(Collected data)
● ● ● ● ●
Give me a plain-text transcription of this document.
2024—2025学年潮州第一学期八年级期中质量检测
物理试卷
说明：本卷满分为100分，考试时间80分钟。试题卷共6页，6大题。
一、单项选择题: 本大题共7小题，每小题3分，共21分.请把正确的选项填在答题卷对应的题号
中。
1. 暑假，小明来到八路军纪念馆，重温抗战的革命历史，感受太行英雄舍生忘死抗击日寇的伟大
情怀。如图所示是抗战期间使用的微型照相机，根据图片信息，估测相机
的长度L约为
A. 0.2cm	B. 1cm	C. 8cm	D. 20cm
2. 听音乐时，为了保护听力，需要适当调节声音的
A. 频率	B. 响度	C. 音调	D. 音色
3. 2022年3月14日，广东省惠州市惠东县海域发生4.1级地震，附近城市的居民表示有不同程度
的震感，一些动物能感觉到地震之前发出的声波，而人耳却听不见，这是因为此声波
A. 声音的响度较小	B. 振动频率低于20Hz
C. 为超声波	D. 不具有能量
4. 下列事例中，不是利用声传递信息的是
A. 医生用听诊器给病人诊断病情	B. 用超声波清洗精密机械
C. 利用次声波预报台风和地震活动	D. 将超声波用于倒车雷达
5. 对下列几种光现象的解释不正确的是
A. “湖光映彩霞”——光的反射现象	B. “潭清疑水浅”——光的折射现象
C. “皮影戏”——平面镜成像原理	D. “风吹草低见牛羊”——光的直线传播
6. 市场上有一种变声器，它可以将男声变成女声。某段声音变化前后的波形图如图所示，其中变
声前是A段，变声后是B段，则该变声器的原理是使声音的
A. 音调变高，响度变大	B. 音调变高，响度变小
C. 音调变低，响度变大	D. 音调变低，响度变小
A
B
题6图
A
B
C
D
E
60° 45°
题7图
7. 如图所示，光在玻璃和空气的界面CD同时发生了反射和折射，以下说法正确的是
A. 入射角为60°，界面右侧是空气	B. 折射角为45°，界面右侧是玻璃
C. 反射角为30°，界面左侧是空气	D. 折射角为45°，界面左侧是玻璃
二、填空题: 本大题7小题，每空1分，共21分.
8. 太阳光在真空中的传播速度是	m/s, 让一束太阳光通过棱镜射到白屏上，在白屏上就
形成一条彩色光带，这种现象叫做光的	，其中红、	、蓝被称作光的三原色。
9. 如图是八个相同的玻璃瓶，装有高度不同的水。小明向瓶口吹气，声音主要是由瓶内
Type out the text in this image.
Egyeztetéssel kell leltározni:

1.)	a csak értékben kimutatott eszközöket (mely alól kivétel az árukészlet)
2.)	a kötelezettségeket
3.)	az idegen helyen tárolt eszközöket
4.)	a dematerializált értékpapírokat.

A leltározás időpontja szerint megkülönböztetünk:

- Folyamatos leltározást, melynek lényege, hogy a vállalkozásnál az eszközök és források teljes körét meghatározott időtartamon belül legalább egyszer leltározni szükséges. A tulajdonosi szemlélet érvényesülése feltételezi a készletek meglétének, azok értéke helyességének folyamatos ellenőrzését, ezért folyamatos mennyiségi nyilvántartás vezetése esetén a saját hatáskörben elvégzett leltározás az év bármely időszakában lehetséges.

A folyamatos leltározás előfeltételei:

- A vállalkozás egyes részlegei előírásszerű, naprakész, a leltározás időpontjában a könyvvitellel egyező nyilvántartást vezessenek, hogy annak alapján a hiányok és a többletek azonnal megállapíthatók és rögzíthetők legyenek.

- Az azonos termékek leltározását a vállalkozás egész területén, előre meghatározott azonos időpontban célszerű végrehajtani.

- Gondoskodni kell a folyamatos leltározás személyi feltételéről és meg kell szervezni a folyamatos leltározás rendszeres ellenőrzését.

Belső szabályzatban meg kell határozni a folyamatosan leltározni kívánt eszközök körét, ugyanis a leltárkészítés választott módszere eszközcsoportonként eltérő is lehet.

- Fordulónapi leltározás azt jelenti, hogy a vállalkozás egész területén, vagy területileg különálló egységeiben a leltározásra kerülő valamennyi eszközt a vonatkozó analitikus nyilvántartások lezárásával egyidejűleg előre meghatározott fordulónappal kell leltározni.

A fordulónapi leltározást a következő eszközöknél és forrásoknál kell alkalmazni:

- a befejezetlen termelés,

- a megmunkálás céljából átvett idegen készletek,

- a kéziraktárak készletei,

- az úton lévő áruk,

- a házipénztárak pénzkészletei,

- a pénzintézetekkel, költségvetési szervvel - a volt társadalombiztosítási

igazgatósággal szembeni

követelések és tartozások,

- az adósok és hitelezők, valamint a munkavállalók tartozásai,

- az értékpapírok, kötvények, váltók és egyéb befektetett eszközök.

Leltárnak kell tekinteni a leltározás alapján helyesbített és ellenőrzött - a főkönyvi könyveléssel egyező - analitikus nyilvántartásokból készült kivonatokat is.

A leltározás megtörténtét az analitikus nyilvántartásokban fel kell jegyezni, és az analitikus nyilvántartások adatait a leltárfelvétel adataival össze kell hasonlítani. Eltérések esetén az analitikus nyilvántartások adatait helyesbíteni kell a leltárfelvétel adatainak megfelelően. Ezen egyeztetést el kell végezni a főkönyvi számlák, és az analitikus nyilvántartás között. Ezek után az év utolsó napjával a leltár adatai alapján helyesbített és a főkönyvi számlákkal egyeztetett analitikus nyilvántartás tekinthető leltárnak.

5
● ● ● ● ●
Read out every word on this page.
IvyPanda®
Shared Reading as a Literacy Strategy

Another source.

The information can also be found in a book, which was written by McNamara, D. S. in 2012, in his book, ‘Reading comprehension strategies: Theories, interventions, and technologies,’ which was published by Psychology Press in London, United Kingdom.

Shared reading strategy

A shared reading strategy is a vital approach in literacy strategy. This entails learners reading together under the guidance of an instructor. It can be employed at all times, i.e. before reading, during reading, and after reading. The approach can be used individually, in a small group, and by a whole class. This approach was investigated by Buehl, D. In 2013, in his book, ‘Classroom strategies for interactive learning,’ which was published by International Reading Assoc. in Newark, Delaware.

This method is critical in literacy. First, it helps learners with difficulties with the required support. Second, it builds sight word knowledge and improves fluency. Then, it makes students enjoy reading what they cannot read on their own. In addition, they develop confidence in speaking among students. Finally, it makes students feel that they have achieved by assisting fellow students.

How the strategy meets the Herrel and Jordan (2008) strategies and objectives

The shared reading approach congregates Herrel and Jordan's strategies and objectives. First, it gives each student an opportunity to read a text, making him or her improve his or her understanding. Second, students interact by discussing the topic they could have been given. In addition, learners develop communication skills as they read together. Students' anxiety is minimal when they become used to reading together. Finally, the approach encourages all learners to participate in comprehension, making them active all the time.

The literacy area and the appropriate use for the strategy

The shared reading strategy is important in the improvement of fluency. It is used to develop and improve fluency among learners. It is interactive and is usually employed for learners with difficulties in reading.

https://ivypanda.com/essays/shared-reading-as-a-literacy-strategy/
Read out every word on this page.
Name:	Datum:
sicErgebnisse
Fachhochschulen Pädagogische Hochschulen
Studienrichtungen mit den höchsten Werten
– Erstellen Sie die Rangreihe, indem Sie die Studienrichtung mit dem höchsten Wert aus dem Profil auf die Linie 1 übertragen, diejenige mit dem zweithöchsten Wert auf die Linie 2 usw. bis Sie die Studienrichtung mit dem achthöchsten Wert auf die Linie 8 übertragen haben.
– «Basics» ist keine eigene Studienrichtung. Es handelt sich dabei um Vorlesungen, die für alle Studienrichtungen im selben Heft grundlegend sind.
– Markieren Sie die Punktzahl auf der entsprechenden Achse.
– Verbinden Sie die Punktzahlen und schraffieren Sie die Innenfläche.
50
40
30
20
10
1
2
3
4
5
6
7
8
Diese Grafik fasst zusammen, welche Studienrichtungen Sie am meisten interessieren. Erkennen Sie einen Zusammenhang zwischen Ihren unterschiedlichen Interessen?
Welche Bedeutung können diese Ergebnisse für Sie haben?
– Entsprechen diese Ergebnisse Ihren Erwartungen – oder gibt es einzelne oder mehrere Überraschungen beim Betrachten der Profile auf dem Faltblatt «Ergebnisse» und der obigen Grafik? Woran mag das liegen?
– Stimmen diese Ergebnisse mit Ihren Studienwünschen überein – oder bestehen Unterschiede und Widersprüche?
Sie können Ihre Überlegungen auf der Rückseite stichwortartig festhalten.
● ● ● ● ●
◆ Aim:
Copy out all lines above that include the string "können".

◆ Answer to the exercise:
Welche Bedeutung können diese Ergebnisse für Sie haben?
Sie können Ihre Überlegungen auf der Rückseite stichwortartig festhalten.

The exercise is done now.